### Exercise requirements
Look through the data for the string "color". Copy every line where it is found.

### Dataset extract

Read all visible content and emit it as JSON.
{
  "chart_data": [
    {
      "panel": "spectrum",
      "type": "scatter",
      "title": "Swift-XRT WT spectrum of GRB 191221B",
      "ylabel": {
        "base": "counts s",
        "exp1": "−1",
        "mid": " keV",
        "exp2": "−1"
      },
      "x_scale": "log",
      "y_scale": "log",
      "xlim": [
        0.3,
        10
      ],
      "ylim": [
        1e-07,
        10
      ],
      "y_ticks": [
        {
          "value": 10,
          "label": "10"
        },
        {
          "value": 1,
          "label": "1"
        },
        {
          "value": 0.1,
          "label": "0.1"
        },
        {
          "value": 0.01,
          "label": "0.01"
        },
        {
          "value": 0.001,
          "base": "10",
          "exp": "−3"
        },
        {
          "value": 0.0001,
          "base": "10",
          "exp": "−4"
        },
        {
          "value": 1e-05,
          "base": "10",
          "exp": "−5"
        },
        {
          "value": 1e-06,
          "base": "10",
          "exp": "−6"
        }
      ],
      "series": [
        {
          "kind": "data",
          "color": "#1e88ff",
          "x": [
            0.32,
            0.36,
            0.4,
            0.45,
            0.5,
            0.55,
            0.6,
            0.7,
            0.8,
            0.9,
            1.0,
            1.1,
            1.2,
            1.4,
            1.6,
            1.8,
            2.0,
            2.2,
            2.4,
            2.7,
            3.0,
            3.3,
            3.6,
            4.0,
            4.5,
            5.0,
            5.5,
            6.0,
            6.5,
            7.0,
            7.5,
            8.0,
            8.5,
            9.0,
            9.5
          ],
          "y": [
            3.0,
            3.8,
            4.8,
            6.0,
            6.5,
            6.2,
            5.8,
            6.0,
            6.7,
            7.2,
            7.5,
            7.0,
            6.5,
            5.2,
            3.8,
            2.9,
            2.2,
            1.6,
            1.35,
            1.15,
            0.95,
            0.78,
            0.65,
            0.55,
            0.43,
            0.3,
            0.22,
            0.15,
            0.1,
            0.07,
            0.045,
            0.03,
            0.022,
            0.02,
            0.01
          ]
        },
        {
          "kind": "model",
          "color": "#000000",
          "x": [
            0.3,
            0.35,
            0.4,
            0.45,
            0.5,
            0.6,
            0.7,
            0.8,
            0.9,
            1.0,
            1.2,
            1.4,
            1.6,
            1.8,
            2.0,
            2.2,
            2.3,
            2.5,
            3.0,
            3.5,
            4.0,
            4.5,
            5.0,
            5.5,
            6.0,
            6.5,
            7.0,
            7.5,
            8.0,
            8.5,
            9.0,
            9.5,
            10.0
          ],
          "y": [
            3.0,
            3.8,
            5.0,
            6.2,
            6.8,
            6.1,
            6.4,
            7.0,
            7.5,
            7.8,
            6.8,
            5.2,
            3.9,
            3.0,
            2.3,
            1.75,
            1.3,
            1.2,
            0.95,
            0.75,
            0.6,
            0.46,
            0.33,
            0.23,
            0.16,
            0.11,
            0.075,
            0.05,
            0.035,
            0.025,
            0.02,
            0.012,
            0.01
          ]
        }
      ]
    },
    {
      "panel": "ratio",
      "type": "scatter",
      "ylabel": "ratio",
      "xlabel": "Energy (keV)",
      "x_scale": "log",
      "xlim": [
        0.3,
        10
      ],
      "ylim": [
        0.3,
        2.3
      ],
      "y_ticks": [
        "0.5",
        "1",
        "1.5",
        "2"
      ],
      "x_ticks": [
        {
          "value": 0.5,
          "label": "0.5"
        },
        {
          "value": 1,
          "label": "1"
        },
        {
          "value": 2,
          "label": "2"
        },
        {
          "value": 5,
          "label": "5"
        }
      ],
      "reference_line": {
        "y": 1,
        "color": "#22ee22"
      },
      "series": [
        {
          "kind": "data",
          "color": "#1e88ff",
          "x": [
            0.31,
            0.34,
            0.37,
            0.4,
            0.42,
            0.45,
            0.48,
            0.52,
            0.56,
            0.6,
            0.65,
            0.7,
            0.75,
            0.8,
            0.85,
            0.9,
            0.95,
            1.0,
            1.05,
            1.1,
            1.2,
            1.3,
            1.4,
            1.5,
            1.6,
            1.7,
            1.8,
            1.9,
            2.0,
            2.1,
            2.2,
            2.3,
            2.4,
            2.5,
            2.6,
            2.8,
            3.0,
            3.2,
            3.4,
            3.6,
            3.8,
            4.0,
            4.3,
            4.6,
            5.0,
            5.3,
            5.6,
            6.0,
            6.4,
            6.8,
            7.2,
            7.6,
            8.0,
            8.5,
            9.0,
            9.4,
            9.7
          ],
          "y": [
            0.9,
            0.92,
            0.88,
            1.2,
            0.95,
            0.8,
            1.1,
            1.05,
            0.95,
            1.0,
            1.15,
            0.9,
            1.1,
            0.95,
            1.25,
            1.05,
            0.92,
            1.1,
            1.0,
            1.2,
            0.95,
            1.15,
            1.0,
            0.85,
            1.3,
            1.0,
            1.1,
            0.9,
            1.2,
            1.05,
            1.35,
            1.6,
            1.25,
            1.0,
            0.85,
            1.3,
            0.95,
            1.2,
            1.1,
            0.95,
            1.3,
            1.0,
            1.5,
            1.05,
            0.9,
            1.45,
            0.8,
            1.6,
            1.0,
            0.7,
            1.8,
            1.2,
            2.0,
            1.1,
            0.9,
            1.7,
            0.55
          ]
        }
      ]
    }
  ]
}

### Written answer
          "color": "#1e88ff",
          "color": "#000000",
        "color": "#22ee22"
          "color": "#1e88ff",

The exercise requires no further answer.